What the exercise asks: Present the following entries again, word for word and in full.

Records supplied:
===============
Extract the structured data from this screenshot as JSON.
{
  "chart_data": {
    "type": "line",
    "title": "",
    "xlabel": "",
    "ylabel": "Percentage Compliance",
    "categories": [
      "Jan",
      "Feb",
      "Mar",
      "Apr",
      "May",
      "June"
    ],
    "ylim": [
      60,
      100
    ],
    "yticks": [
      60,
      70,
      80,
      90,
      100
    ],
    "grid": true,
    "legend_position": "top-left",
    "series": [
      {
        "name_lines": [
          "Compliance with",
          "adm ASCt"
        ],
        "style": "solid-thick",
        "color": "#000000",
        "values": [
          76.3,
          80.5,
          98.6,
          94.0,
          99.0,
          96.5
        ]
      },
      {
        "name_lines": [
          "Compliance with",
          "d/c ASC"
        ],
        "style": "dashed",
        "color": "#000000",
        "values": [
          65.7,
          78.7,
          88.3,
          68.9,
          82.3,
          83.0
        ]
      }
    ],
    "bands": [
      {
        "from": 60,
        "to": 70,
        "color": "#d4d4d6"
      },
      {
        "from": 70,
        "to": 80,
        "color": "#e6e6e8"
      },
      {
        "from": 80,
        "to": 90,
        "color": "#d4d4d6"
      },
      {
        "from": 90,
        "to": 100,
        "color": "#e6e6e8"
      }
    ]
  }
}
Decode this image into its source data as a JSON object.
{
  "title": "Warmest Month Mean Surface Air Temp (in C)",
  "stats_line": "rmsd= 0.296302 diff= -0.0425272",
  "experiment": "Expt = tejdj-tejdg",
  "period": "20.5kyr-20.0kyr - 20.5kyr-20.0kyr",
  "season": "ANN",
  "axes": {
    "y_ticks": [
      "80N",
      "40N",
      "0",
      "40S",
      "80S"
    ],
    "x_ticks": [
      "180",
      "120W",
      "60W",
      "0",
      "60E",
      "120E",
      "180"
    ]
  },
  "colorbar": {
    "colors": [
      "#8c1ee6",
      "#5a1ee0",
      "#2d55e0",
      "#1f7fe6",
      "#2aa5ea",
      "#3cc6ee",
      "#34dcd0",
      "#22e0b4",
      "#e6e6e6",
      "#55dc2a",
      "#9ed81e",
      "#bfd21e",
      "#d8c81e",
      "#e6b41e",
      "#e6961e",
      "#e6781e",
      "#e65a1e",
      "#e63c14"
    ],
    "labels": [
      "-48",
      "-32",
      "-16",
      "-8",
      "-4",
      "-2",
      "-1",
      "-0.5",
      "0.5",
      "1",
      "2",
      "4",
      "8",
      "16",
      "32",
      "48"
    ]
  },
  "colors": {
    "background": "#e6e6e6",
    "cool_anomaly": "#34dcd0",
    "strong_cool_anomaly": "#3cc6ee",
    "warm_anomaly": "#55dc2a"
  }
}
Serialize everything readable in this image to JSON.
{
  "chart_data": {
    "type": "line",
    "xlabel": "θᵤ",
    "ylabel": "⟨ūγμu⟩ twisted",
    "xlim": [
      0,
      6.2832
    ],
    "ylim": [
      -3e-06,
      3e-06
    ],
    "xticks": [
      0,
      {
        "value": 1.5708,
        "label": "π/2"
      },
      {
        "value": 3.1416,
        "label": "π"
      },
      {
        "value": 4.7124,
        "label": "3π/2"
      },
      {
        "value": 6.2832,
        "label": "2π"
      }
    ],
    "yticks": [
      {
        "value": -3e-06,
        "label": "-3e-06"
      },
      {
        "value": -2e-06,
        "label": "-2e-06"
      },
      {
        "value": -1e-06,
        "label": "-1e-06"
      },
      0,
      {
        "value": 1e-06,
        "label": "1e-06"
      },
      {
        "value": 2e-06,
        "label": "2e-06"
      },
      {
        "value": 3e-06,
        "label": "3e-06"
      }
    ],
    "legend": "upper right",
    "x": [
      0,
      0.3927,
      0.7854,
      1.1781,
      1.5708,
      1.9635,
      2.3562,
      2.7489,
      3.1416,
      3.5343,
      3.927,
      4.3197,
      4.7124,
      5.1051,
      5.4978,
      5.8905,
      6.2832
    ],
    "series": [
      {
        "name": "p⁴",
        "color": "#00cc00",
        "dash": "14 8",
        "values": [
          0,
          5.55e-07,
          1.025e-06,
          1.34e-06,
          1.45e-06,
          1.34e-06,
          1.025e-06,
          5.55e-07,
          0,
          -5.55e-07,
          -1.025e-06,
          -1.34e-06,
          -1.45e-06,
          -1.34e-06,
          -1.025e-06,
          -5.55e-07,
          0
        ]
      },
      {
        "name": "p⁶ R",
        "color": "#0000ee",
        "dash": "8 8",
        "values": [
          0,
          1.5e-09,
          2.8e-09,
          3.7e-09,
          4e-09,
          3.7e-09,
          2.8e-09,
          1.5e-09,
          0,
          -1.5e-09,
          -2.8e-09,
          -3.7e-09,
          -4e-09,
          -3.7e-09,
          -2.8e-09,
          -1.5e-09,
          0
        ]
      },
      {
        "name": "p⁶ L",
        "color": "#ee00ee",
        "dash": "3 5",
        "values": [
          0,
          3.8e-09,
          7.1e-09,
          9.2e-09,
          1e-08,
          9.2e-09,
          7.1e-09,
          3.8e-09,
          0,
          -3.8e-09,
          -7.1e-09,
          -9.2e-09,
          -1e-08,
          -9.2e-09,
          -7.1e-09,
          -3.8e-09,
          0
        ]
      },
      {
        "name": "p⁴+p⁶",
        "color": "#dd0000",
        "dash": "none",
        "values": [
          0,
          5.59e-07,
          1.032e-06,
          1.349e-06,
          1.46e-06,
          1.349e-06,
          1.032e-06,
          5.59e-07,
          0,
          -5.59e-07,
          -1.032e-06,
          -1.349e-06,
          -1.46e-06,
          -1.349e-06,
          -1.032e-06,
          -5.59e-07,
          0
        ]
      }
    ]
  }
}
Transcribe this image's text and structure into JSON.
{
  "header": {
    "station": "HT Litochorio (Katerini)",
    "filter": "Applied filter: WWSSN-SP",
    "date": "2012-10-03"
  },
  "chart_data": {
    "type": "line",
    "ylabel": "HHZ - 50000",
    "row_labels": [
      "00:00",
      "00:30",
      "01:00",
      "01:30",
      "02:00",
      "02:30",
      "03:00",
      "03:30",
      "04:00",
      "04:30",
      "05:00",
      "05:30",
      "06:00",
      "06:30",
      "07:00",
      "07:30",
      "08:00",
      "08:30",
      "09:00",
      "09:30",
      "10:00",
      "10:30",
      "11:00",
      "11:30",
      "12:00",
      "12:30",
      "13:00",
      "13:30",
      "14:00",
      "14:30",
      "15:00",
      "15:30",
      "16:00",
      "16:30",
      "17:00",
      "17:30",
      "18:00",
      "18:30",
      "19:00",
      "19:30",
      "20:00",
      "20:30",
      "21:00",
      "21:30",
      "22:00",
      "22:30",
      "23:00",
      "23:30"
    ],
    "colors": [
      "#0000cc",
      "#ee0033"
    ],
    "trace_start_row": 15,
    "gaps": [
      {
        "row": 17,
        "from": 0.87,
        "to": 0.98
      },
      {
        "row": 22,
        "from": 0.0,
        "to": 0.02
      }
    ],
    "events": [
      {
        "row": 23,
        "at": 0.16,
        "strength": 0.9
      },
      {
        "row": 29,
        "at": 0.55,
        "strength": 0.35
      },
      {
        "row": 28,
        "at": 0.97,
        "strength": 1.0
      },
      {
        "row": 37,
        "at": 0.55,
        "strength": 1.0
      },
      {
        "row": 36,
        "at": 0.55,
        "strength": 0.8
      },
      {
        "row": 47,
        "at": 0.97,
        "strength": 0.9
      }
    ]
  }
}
===============
Result for this exercise:
Extract the structured data from this screenshot as JSON.
{
  "chart_data": {
    "type": "line",
    "title": "",
    "xlabel": "",
    "ylabel": "Percentage Compliance",
    "categories": [
      "Jan",
      "Feb",
      "Mar",
      "Apr",
      "May",
      "June"
    ],
    "ylim": [
      60,
      100
    ],
    "yticks": [
      60,
      70,
      80,
      90,
      100
    ],
    "grid": true,
    "legend_position": "top-left",
    "series": [
      {
        "name_lines": [
          "Compliance with",
          "adm ASCt"
        ],
        "style": "solid-thick",
        "color": "#000000",
        "values": [
          76.3,
          80.5,
          98.6,
          94.0,
          99.0,
          96.5
        ]
      },
      {
        "name_lines": [
          "Compliance with",
          "d/c ASC"
        ],
        "style": "dashed",
        "color": "#000000",
        "values": [
          65.7,
          78.7,
          88.3,
          68.9,
          82.3,
          83.0
        ]
      }
    ],
    "bands": [
      {
        "from": 60,
        "to": 70,
        "color": "#d4d4d6"
      },
      {
        "from": 70,
        "to": 80,
        "color": "#e6e6e8"
      },
      {
        "from": 80,
        "to": 90,
        "color": "#d4d4d6"
      },
      {
        "from": 90,
        "to": 100,
        "color": "#e6e6e8"
      }
    ]
  }
}
Decode this image into its source data as a JSON object.
{
  "title": "Warmest Month Mean Surface Air Temp (in C)",
  "stats_line": "rmsd= 0.296302 diff= -0.0425272",
  "experiment": "Expt = tejdj-tejdg",
  "period": "20.5kyr-20.0kyr - 20.5kyr-20.0kyr",
  "season": "ANN",
  "axes": {
    "y_ticks": [
      "80N",
      "40N",
      "0",
      "40S",
      "80S"
    ],
    "x_ticks": [
      "180",
      "120W",
      "60W",
      "0",
      "60E",
      "120E",
      "180"
    ]
  },
  "colorbar": {
    "colors": [
      "#8c1ee6",
      "#5a1ee0",
      "#2d55e0",
      "#1f7fe6",
      "#2aa5ea",
      "#3cc6ee",
      "#34dcd0",
      "#22e0b4",
      "#e6e6e6",
      "#55dc2a",
      "#9ed81e",
      "#bfd21e",
      "#d8c81e",
      "#e6b41e",
      "#e6961e",
      "#e6781e",
      "#e65a1e",
      "#e63c14"
    ],
    "labels": [
      "-48",
      "-32",
      "-16",
      "-8",
      "-4",
      "-2",
      "-1",
      "-0.5",
      "0.5",
      "1",
      "2",
      "4",
      "8",
      "16",
      "32",
      "48"
    ]
  },
  "colors": {
    "background": "#e6e6e6",
    "cool_anomaly": "#34dcd0",
    "strong_cool_anomaly": "#3cc6ee",
    "warm_anomaly": "#55dc2a"
  }
}
Serialize everything readable in this image to JSON.
{
  "chart_data": {
    "type": "line",
    "xlabel": "θᵤ",
    "ylabel": "⟨ūγμu⟩ twisted",
    "xlim": [
      0,
      6.2832
    ],
    "ylim": [
      -3e-06,
      3e-06
    ],
    "xticks": [
      0,
      {
        "value": 1.5708,
        "label": "π/2"
      },
      {
        "value": 3.1416,
        "label": "π"
      },
      {
        "value": 4.7124,
        "label": "3π/2"
      },
      {
        "value": 6.2832,
        "label": "2π"
      }
    ],
    "yticks": [
      {
        "value": -3e-06,
        "label": "-3e-06"
      },
      {
        "value": -2e-06,
        "label": "-2e-06"
      },
      {
        "value": -1e-06,
        "label": "-1e-06"
      },
      0,
      {
        "value": 1e-06,
        "label": "1e-06"
      },
      {
        "value": 2e-06,
        "label": "2e-06"
      },
      {
        "value": 3e-06,
        "label": "3e-06"
      }
    ],
    "legend": "upper right",
    "x": [
      0,
      0.3927,
      0.7854,
      1.1781,
      1.5708,
      1.9635,
      2.3562,
      2.7489,
      3.1416,
      3.5343,
      3.927,
      4.3197,
      4.7124,
      5.1051,
      5.4978,
      5.8905,
      6.2832
    ],
    "series": [
      {
        "name": "p⁴",
        "color": "#00cc00",
        "dash": "14 8",
        "values": [
          0,
          5.55e-07,
          1.025e-06,
          1.34e-06,
          1.45e-06,
          1.34e-06,
          1.025e-06,
          5.55e-07,
          0,
          -5.55e-07,
          -1.025e-06,
          -1.34e-06,
          -1.45e-06,
          -1.34e-06,
          -1.025e-06,
          -5.55e-07,
          0
        ]
      },
      {
        "name": "p⁶ R",
        "color": "#0000ee",
        "dash": "8 8",
        "values": [
          0,
          1.5e-09,
          2.8e-09,
          3.7e-09,
          4e-09,
          3.7e-09,
          2.8e-09,
          1.5e-09,
          0,
          -1.5e-09,
          -2.8e-09,
          -3.7e-09,
          -4e-09,
          -3.7e-09,
          -2.8e-09,
          -1.5e-09,
          0
        ]
      },
      {
        "name": "p⁶ L",
        "color": "#ee00ee",
        "dash": "3 5",
        "values": [
          0,
          3.8e-09,
          7.1e-09,
          9.2e-09,
          1e-08,
          9.2e-09,
          7.1e-09,
          3.8e-09,
          0,
          -3.8e-09,
          -7.1e-09,
          -9.2e-09,
          -1e-08,
          -9.2e-09,
          -7.1e-09,
          -3.8e-09,
          0
        ]
      },
      {
        "name": "p⁴+p⁶",
        "color": "#dd0000",
        "dash": "none",
        "values": [
          0,
          5.59e-07,
          1.032e-06,
          1.349e-06,
          1.46e-06,
          1.349e-06,
          1.032e-06,
          5.59e-07,
          0,
          -5.59e-07,
          -1.032e-06,
          -1.349e-06,
          -1.46e-06,
          -1.349e-06,
          -1.032e-06,
          -5.59e-07,
          0
        ]
      }
    ]
  }
}
Transcribe this image's text and structure into JSON.
{
  "header": {
    "station": "HT Litochorio (Katerini)",
    "filter": "Applied filter: WWSSN-SP",
    "date": "2012-10-03"
  },
  "chart_data": {
    "type": "line",
    "ylabel": "HHZ - 50000",
    "row_labels": [
      "00:00",
      "00:30",
      "01:00",
      "01:30",
      "02:00",
      "02:30",
      "03:00",
      "03:30",
      "04:00",
      "04:30",
      "05:00",
      "05:30",
      "06:00",
      "06:30",
      "07:00",
      "07:30",
      "08:00",
      "08:30",
      "09:00",
      "09:30",
      "10:00",
      "10:30",
      "11:00",
      "11:30",
      "12:00",
      "12:30",
      "13:00",
      "13:30",
      "14:00",
      "14:30",
      "15:00",
      "15:30",
      "16:00",
      "16:30",
      "17:00",
      "17:30",
      "18:00",
      "18:30",
      "19:00",
      "19:30",
      "20:00",
      "20:30",
      "21:00",
      "21:30",
      "22:00",
      "22:30",
      "23:00",
      "23:30"
    ],
    "colors": [
      "#0000cc",
      "#ee0033"
    ],
    "trace_start_row": 15,
    "gaps": [
      {
        "row": 17,
        "from": 0.87,
        "to": 0.98
      },
      {
        "row": 22,
        "from": 0.0,
        "to": 0.02
      }
    ],
    "events": [
      {
        "row": 23,
        "at": 0.16,
        "strength": 0.9
      },
      {
        "row": 29,
        "at": 0.55,
        "strength": 0.35
      },
      {
        "row": 28,
        "at": 0.97,
        "strength": 1.0
      },
      {
        "row": 37,
        "at": 0.55,
        "strength": 1.0
      },
      {
        "row": 36,
        "at": 0.55,
        "strength": 0.8
      },
      {
        "row": 47,
        "at": 0.97,
        "strength": 0.9
      }
    ]
  }
}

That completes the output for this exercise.